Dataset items
'''
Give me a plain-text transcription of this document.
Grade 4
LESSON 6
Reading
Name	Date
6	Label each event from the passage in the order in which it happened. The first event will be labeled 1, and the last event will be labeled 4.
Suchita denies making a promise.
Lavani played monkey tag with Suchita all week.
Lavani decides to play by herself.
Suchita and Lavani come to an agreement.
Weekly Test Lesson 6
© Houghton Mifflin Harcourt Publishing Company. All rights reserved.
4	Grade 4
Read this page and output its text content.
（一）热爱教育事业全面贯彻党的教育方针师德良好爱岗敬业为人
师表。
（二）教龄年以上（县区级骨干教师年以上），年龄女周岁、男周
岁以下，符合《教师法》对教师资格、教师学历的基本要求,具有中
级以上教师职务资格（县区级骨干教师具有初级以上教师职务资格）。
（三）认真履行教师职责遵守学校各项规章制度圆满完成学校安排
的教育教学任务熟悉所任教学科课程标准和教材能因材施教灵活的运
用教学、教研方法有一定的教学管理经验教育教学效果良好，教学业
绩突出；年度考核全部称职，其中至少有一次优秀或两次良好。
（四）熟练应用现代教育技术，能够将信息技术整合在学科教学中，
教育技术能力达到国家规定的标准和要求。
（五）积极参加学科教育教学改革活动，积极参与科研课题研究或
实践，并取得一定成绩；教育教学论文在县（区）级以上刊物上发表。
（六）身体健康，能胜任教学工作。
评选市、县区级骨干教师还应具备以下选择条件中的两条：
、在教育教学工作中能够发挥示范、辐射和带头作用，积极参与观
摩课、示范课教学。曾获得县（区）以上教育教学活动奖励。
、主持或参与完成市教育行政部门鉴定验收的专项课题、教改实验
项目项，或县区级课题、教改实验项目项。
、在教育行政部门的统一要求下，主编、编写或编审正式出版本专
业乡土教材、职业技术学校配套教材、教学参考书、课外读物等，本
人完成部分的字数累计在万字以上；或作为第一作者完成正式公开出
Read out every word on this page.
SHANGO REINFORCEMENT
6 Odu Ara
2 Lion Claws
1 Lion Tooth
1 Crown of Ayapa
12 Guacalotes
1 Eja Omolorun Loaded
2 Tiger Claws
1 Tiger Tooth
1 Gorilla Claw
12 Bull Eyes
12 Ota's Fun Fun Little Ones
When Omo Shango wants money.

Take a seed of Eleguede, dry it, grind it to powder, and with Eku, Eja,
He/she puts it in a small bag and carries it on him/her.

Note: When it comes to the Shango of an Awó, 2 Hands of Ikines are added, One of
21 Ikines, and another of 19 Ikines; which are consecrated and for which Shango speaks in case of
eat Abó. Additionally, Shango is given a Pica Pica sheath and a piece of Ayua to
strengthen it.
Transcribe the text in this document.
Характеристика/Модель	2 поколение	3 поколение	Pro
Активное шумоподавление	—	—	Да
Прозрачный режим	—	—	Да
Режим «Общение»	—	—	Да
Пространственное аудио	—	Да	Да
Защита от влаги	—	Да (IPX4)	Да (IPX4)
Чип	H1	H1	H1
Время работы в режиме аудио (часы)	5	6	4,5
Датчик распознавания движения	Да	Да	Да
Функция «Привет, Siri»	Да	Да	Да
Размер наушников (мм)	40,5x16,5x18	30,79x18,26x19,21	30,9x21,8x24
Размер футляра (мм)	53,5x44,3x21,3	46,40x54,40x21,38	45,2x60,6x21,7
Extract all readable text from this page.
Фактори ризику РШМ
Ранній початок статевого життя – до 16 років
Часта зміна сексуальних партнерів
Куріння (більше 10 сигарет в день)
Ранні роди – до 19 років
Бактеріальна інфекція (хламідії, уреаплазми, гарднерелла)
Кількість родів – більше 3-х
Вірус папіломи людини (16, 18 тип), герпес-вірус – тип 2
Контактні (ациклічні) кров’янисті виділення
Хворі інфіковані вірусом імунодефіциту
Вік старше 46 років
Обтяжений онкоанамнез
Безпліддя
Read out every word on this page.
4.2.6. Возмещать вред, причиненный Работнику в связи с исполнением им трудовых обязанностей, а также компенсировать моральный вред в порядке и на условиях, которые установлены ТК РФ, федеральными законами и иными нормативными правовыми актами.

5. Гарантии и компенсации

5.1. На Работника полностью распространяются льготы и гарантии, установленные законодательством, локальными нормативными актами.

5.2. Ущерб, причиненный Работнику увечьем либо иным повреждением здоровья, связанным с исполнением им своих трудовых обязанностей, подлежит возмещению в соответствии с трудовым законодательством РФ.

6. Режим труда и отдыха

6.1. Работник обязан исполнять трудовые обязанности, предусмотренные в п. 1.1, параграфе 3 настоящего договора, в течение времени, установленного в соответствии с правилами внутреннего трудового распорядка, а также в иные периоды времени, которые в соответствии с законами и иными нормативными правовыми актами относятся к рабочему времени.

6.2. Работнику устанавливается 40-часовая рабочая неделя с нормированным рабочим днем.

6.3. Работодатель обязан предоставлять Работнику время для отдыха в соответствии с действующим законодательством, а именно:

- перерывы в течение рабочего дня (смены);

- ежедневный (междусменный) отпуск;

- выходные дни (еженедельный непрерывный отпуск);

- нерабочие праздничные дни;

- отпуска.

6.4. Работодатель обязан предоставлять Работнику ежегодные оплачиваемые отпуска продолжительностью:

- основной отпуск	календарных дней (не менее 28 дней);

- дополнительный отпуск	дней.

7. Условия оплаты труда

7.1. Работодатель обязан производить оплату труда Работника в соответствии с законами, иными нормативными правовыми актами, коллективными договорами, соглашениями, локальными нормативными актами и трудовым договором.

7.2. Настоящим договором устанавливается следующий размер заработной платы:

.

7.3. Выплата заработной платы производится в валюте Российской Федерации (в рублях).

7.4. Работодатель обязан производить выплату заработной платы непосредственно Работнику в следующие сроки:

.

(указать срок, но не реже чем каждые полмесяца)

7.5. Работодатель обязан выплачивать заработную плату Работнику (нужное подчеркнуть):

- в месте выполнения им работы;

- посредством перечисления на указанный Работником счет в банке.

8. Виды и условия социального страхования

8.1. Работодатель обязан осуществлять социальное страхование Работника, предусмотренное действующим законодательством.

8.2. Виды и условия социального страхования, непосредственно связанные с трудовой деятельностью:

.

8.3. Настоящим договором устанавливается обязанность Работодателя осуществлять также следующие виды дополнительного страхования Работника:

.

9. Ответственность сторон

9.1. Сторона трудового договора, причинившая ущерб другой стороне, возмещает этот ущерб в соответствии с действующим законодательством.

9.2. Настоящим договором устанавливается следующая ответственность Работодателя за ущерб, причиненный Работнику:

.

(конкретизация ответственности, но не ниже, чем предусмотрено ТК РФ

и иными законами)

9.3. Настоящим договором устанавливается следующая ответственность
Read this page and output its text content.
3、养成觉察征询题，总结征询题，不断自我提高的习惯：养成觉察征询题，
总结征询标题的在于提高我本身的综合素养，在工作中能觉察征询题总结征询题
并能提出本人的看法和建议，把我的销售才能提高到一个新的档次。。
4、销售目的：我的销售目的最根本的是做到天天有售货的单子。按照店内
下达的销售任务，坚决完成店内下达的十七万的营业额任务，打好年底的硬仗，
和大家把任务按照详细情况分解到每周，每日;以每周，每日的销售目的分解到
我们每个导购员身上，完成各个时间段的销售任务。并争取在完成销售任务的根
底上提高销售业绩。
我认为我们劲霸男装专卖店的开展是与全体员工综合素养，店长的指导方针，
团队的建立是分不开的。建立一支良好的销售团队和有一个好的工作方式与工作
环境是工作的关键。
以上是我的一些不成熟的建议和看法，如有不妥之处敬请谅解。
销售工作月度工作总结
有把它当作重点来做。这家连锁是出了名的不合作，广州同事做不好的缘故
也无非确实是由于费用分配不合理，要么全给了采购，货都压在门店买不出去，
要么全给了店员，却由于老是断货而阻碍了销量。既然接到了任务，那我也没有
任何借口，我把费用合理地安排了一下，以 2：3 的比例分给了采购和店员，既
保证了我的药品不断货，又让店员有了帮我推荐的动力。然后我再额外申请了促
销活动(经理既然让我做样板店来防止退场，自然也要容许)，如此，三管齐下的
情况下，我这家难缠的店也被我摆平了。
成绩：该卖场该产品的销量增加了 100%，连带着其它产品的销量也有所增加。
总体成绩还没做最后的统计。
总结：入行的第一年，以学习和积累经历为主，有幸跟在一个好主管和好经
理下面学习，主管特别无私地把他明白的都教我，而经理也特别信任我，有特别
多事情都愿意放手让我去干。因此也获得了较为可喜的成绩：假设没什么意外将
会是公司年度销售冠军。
'''
▸ WHAT THE TASK ASKS
Return each line with "локальными".

▸ TASK SOLUTION
5.1. На Работника полностью распространяются льготы и гарантии, установленные законодательством, локальными нормативными актами.
7.1. Работодатель обязан производить оплату труда Работника в соответствии с законами, иными нормативными правовыми актами, коллективными договорами, соглашениями, локальными нормативными актами и трудовым договором.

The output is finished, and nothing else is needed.